> [Input]
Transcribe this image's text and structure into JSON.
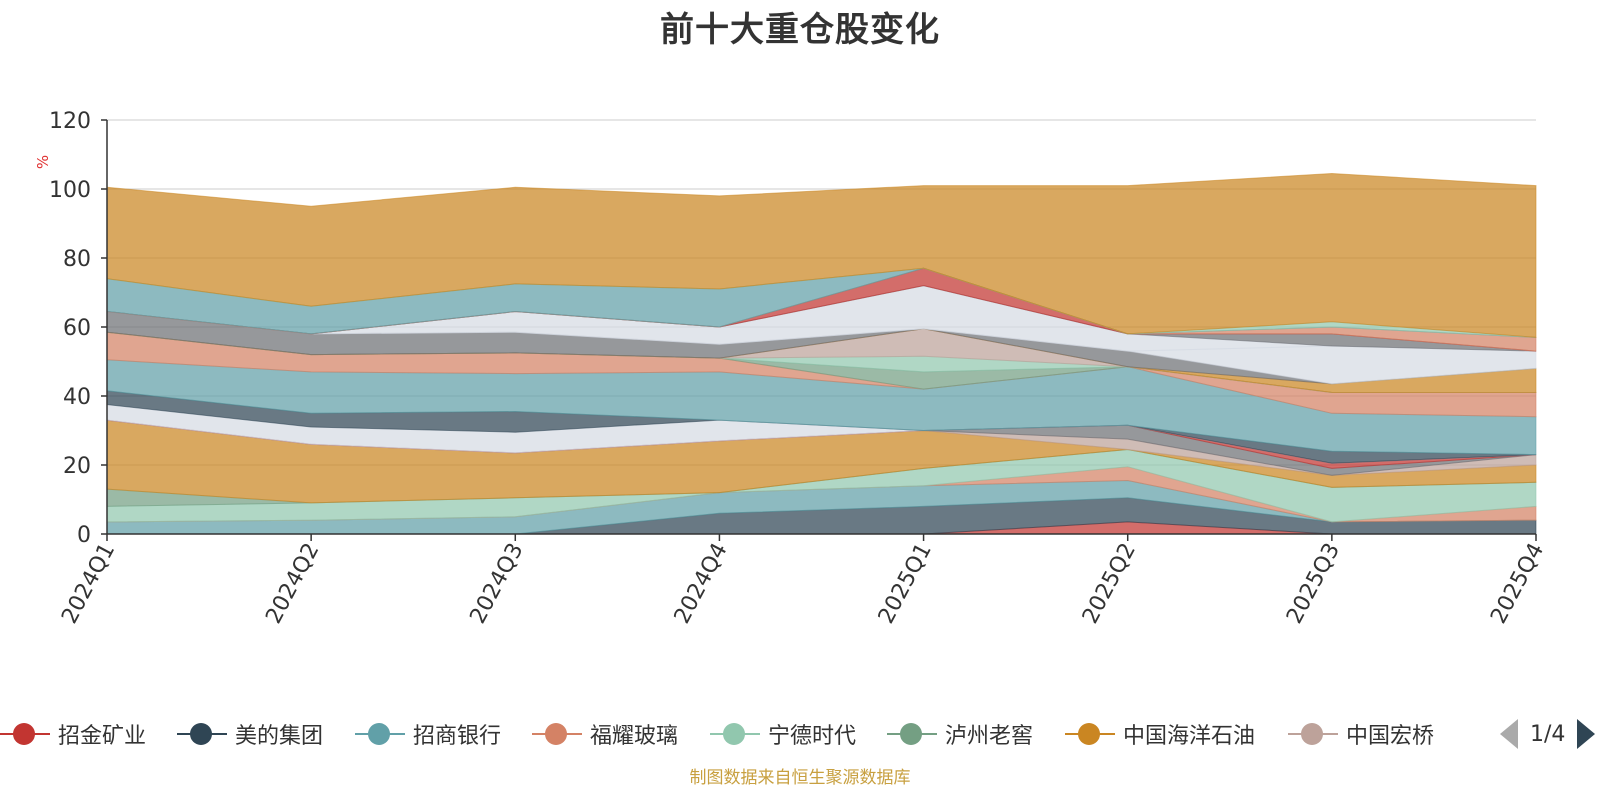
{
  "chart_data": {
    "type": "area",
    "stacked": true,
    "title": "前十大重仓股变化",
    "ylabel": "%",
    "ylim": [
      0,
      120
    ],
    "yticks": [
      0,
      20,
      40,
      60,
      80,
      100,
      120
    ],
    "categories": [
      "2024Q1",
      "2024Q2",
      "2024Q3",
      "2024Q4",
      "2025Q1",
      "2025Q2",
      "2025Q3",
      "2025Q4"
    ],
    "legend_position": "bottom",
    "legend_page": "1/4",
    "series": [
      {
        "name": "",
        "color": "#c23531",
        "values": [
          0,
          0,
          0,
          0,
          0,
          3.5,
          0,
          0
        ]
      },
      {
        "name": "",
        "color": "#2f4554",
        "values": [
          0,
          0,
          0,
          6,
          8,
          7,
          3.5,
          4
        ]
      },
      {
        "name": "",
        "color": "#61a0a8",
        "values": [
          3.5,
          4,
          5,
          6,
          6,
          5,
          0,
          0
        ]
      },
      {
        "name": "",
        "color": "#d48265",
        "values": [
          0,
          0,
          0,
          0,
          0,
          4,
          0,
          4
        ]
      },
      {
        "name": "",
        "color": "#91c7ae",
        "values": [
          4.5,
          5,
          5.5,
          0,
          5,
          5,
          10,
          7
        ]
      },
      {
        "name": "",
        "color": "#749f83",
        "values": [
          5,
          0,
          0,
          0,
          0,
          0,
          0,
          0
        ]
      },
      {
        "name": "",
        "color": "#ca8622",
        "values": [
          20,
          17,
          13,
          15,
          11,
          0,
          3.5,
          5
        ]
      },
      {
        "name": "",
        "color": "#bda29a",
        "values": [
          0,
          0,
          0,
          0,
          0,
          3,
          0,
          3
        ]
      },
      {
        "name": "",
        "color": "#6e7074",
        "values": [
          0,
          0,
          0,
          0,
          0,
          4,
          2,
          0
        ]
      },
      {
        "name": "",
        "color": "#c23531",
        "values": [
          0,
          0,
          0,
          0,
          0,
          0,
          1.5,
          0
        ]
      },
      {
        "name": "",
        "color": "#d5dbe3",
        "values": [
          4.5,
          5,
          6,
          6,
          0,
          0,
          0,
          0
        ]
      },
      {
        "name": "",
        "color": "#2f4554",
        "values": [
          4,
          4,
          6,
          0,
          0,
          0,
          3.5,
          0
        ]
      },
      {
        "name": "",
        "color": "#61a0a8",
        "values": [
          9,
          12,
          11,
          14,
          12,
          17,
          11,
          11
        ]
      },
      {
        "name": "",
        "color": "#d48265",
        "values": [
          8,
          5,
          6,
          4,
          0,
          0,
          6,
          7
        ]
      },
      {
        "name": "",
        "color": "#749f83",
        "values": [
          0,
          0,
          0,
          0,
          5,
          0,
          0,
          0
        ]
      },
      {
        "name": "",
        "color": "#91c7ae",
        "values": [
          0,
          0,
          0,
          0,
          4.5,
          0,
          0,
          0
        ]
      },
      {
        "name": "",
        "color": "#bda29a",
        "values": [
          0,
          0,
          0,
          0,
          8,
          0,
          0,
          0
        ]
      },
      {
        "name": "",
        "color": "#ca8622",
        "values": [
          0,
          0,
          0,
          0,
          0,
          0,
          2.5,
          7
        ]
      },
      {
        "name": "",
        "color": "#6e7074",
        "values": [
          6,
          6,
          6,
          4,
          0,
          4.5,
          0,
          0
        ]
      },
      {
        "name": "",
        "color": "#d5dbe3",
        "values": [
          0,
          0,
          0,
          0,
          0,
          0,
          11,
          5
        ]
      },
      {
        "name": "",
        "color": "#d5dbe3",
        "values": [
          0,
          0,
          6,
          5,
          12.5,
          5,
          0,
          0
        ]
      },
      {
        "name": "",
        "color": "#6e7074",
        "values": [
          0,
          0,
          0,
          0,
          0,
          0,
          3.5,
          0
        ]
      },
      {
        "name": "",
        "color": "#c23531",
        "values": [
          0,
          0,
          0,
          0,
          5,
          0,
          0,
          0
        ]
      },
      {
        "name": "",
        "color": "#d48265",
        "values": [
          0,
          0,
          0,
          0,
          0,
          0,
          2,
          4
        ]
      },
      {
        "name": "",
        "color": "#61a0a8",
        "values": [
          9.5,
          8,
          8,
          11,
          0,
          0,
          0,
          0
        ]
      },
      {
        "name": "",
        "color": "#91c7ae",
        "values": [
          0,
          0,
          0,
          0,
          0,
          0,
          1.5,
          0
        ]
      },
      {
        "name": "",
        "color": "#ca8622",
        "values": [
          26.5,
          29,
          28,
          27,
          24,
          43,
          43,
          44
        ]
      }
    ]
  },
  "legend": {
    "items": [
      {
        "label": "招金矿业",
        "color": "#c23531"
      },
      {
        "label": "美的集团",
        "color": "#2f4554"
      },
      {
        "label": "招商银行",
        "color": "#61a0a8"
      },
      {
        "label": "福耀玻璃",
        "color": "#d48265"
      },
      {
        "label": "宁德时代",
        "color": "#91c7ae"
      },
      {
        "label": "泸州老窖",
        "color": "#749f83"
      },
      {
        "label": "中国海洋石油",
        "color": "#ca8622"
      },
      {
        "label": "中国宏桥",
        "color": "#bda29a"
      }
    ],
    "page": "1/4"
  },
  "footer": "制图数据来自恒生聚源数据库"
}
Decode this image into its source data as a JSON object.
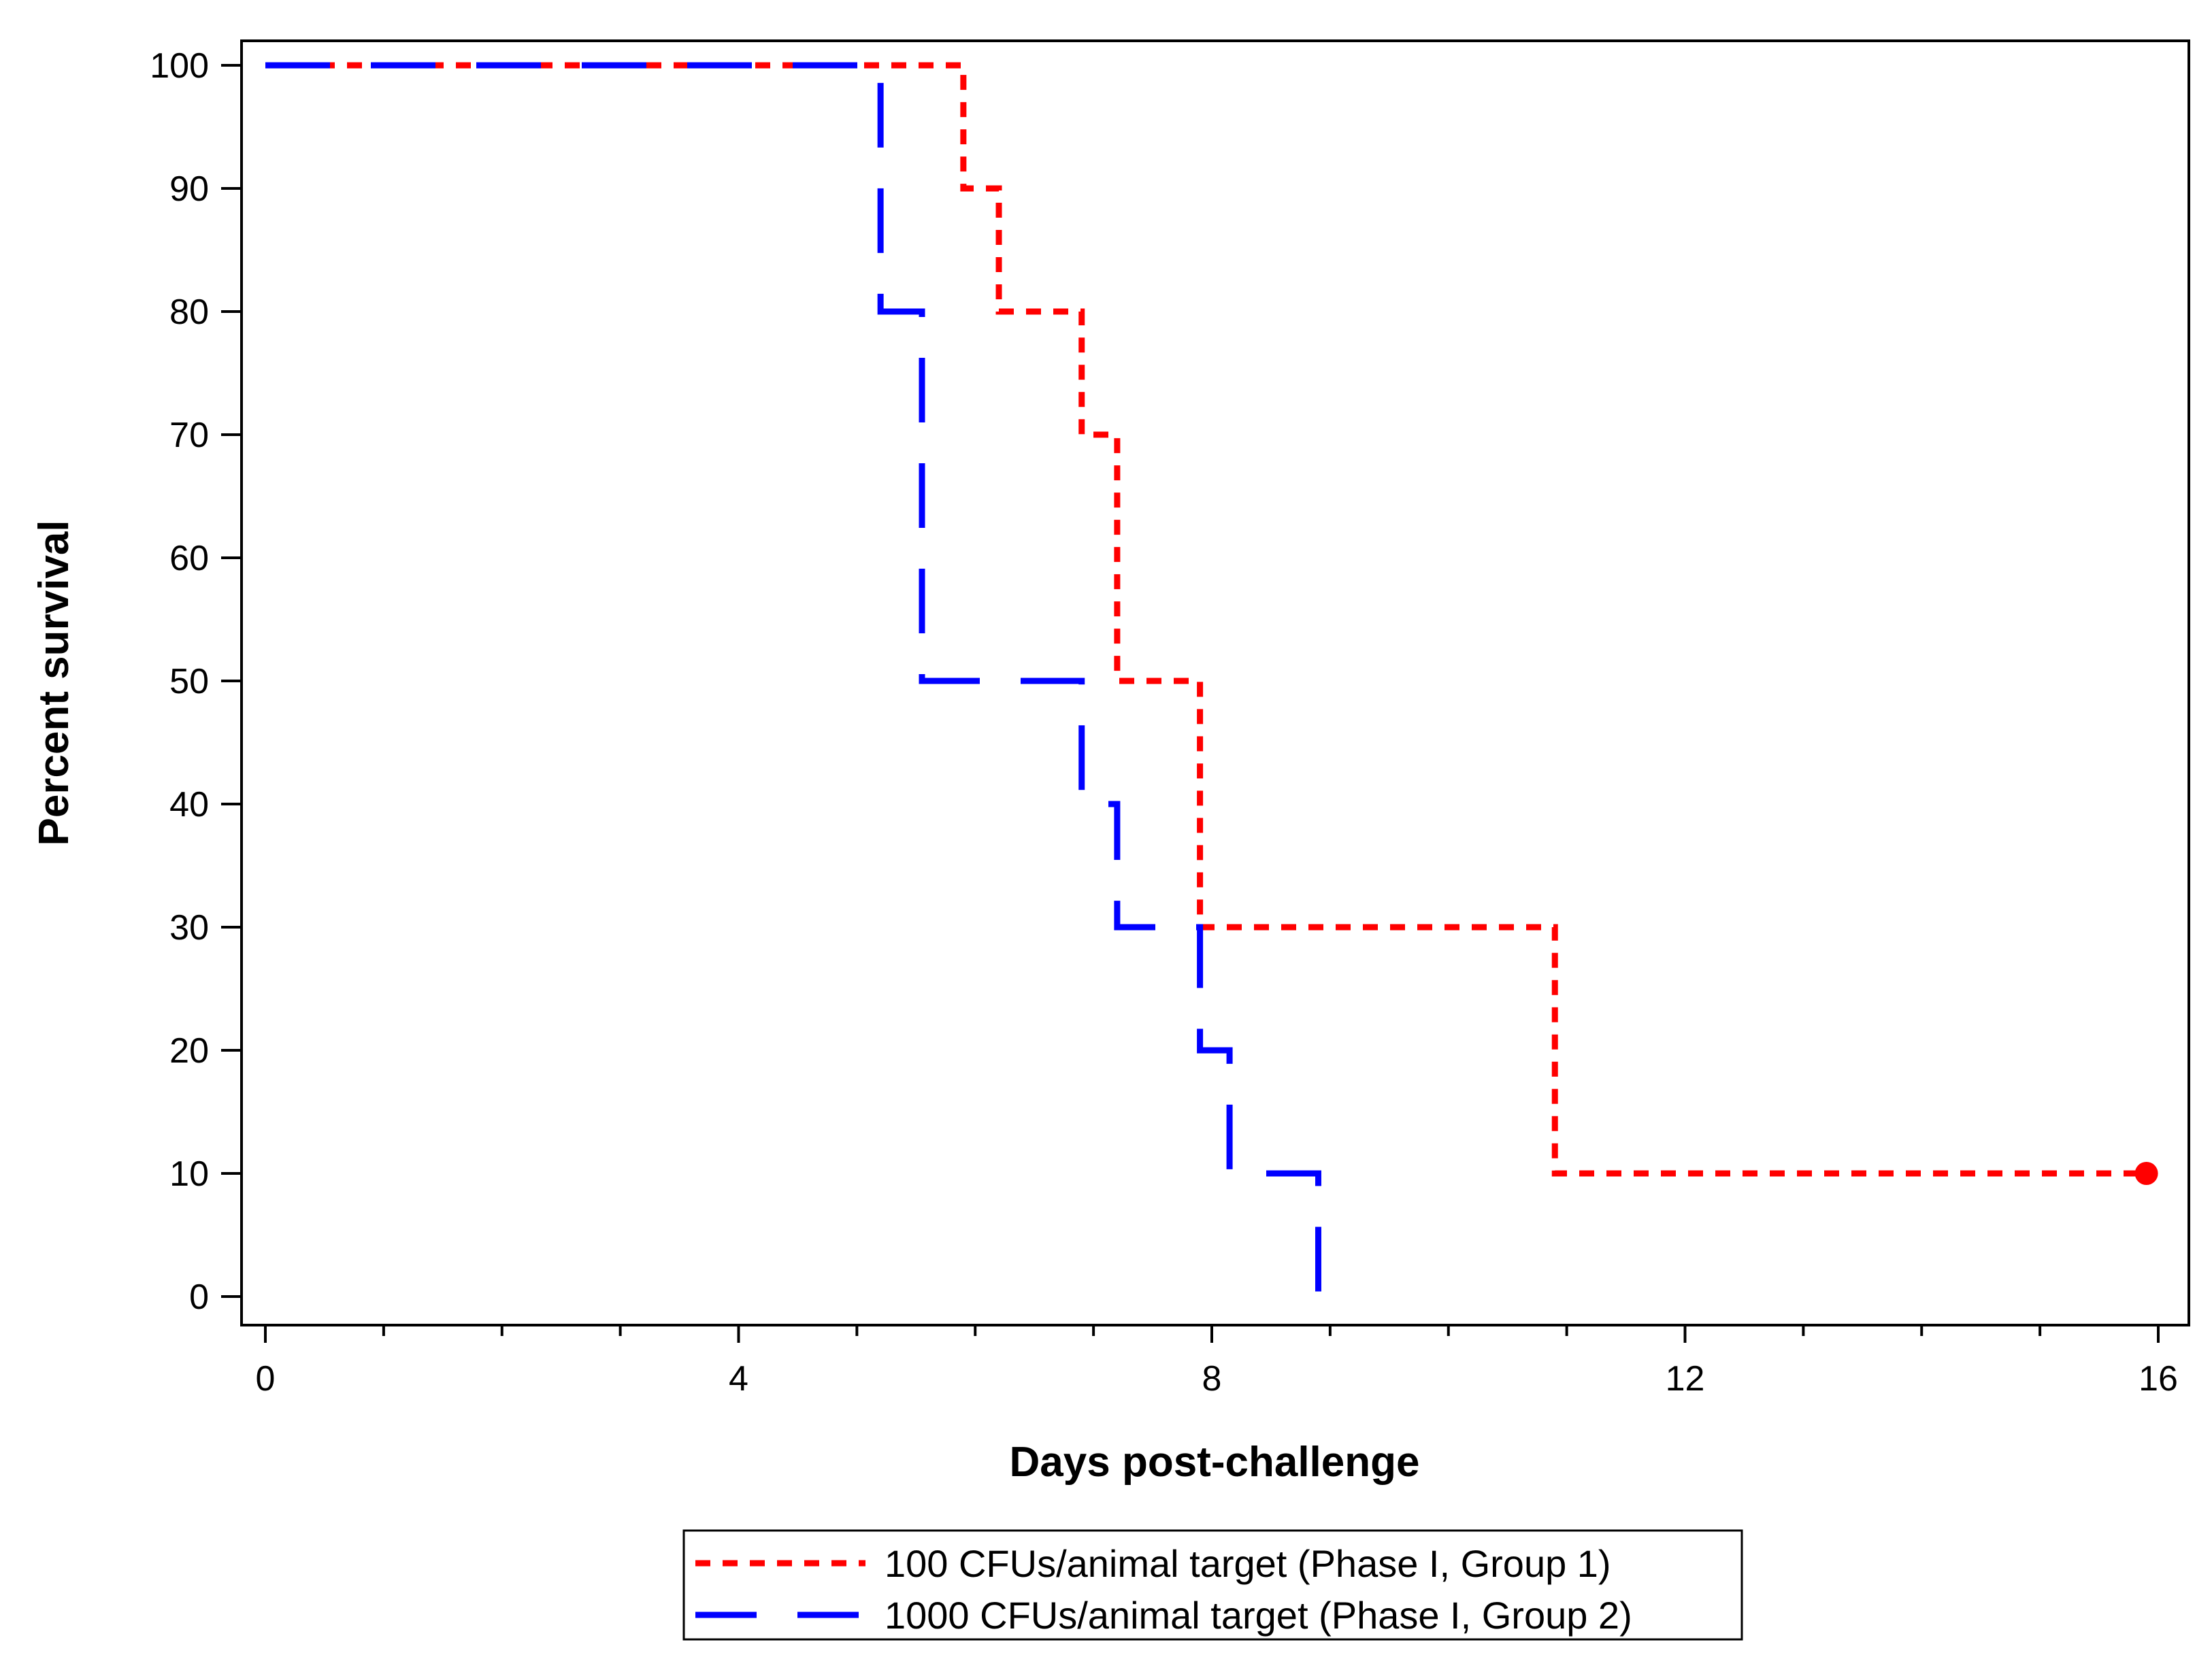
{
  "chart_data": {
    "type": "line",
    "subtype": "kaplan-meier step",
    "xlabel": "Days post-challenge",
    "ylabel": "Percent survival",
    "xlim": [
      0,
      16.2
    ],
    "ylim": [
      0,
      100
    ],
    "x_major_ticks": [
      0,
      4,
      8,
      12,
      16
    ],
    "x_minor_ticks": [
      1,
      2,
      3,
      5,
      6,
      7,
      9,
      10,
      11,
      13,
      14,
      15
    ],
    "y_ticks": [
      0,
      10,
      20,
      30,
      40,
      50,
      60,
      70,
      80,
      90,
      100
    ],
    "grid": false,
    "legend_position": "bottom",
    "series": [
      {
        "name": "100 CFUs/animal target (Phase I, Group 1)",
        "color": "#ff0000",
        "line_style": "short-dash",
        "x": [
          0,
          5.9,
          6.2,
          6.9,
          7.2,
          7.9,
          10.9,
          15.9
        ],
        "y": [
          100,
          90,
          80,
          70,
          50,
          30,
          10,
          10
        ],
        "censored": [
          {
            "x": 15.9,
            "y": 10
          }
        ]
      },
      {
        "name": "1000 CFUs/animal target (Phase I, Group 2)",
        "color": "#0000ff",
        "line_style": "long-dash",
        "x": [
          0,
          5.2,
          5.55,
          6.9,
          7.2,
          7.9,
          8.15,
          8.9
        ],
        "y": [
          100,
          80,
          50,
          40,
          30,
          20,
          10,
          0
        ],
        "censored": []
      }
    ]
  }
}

> [Task description] Generate a word-for-word copy of the preceding records, excluding all pictures.

> [Answer to the task]
Transcribe this image's text and structure into JSON.
{
  "chart_data": {
    "type": "area",
    "stacked": true,
    "title": "前十大重仓股变化",
    "ylabel": "%",
    "ylim": [
      0,
      120
    ],
    "yticks": [
      0,
      20,
      40,
      60,
      80,
      100,
      120
    ],
    "categories": [
      "2024Q1",
      "2024Q2",
      "2024Q3",
      "2024Q4",
      "2025Q1",
      "2025Q2",
      "2025Q3",
      "2025Q4"
    ],
    "legend_position": "bottom",
    "legend_page": "1/4",
    "series": [
      {
        "name": "",
        "color": "#c23531",
        "values": [
          0,
          0,
          0,
          0,
          0,
          3.5,
          0,
          0
        ]
      },
      {
        "name": "",
        "color": "#2f4554",
        "values": [
          0,
          0,
          0,
          6,
          8,
          7,
          3.5,
          4
        ]
      },
      {
        "name": "",
        "color": "#61a0a8",
        "values": [
          3.5,
          4,
          5,
          6,
          6,
          5,
          0,
          0
        ]
      },
      {
        "name": "",
        "color": "#d48265",
        "values": [
          0,
          0,
          0,
          0,
          0,
          4,
          0,
          4
        ]
      },
      {
        "name": "",
        "color": "#91c7ae",
        "values": [
          4.5,
          5,
          5.5,
          0,
          5,
          5,
          10,
          7
        ]
      },
      {
        "name": "",
        "color": "#749f83",
        "values": [
          5,
          0,
          0,
          0,
          0,
          0,
          0,
          0
        ]
      },
      {
        "name": "",
        "color": "#ca8622",
        "values": [
          20,
          17,
          13,
          15,
          11,
          0,
          3.5,
          5
        ]
      },
      {
        "name": "",
        "color": "#bda29a",
        "values": [
          0,
          0,
          0,
          0,
          0,
          3,
          0,
          3
        ]
      },
      {
        "name": "",
        "color": "#6e7074",
        "values": [
          0,
          0,
          0,
          0,
          0,
          4,
          2,
          0
        ]
      },
      {
        "name": "",
        "color": "#c23531",
        "values": [
          0,
          0,
          0,
          0,
          0,
          0,
          1.5,
          0
        ]
      },
      {
        "name": "",
        "color": "#d5dbe3",
        "values": [
          4.5,
          5,
          6,
          6,
          0,
          0,
          0,
          0
        ]
      },
      {
        "name": "",
        "color": "#2f4554",
        "values": [
          4,
          4,
          6,
          0,
          0,
          0,
          3.5,
          0
        ]
      },
      {
        "name": "",
        "color": "#61a0a8",
        "values": [
          9,
          12,
          11,
          14,
          12,
          17,
          11,
          11
        ]
      },
      {
        "name": "",
        "color": "#d48265",
        "values": [
          8,
          5,
          6,
          4,
          0,
          0,
          6,
          7
        ]
      },
      {
        "name": "",
        "color": "#749f83",
        "values": [
          0,
          0,
          0,
          0,
          5,
          0,
          0,
          0
        ]
      },
      {
        "name": "",
        "color": "#91c7ae",
        "values": [
          0,
          0,
          0,
          0,
          4.5,
          0,
          0,
          0
        ]
      },
      {
        "name": "",
        "color": "#bda29a",
        "values": [
          0,
          0,
          0,
          0,
          8,
          0,
          0,
          0
        ]
      },
      {
        "name": "",
        "color": "#ca8622",
        "values": [
          0,
          0,
          0,
          0,
          0,
          0,
          2.5,
          7
        ]
      },
      {
        "name": "",
        "color": "#6e7074",
        "values": [
          6,
          6,
          6,
          4,
          0,
          4.5,
          0,
          0
        ]
      },
      {
        "name": "",
        "color": "#d5dbe3",
        "values": [
          0,
          0,
          0,
          0,
          0,
          0,
          11,
          5
        ]
      },
      {
        "name": "",
        "color": "#d5dbe3",
        "values": [
          0,
          0,
          6,
          5,
          12.5,
          5,
          0,
          0
        ]
      },
      {
        "name": "",
        "color": "#6e7074",
        "values": [
          0,
          0,
          0,
          0,
          0,
          0,
          3.5,
          0
        ]
      },
      {
        "name": "",
        "color": "#c23531",
        "values": [
          0,
          0,
          0,
          0,
          5,
          0,
          0,
          0
        ]
      },
      {
        "name": "",
        "color": "#d48265",
        "values": [
          0,
          0,
          0,
          0,
          0,
          0,
          2,
          4
        ]
      },
      {
        "name": "",
        "color": "#61a0a8",
        "values": [
          9.5,
          8,
          8,
          11,
          0,
          0,
          0,
          0
        ]
      },
      {
        "name": "",
        "color": "#91c7ae",
        "values": [
          0,
          0,
          0,
          0,
          0,
          0,
          1.5,
          0
        ]
      },
      {
        "name": "",
        "color": "#ca8622",
        "values": [
          26.5,
          29,
          28,
          27,
          24,
          43,
          43,
          44
        ]
      }
    ]
  },
  "legend": {
    "items": [
      {
        "label": "招金矿业",
        "color": "#c23531"
      },
      {
        "label": "美的集团",
        "color": "#2f4554"
      },
      {
        "label": "招商银行",
        "color": "#61a0a8"
      },
      {
        "label": "福耀玻璃",
        "color": "#d48265"
      },
      {
        "label": "宁德时代",
        "color": "#91c7ae"
      },
      {
        "label": "泸州老窖",
        "color": "#749f83"
      },
      {
        "label": "中国海洋石油",
        "color": "#ca8622"
      },
      {
        "label": "中国宏桥",
        "color": "#bda29a"
      }
    ],
    "page": "1/4"
  },
  "footer": "制图数据来自恒生聚源数据库"
}
Decode this image into its source data as a JSON object.
{
  "chart_data": {
    "type": "line",
    "subtype": "kaplan-meier step",
    "xlabel": "Days post-challenge",
    "ylabel": "Percent survival",
    "xlim": [
      0,
      16.2
    ],
    "ylim": [
      0,
      100
    ],
    "x_major_ticks": [
      0,
      4,
      8,
      12,
      16
    ],
    "x_minor_ticks": [
      1,
      2,
      3,
      5,
      6,
      7,
      9,
      10,
      11,
      13,
      14,
      15
    ],
    "y_ticks": [
      0,
      10,
      20,
      30,
      40,
      50,
      60,
      70,
      80,
      90,
      100
    ],
    "grid": false,
    "legend_position": "bottom",
    "series": [
      {
        "name": "100 CFUs/animal target (Phase I, Group 1)",
        "color": "#ff0000",
        "line_style": "short-dash",
        "x": [
          0,
          5.9,
          6.2,
          6.9,
          7.2,
          7.9,
          10.9,
          15.9
        ],
        "y": [
          100,
          90,
          80,
          70,
          50,
          30,
          10,
          10
        ],
        "censored": [
          {
            "x": 15.9,
            "y": 10
          }
        ]
      },
      {
        "name": "1000 CFUs/animal target (Phase I, Group 2)",
        "color": "#0000ff",
        "line_style": "long-dash",
        "x": [
          0,
          5.2,
          5.55,
          6.9,
          7.2,
          7.9,
          8.15,
          8.9
        ],
        "y": [
          100,
          80,
          50,
          40,
          30,
          20,
          10,
          0
        ],
        "censored": []
      }
    ]
  }
}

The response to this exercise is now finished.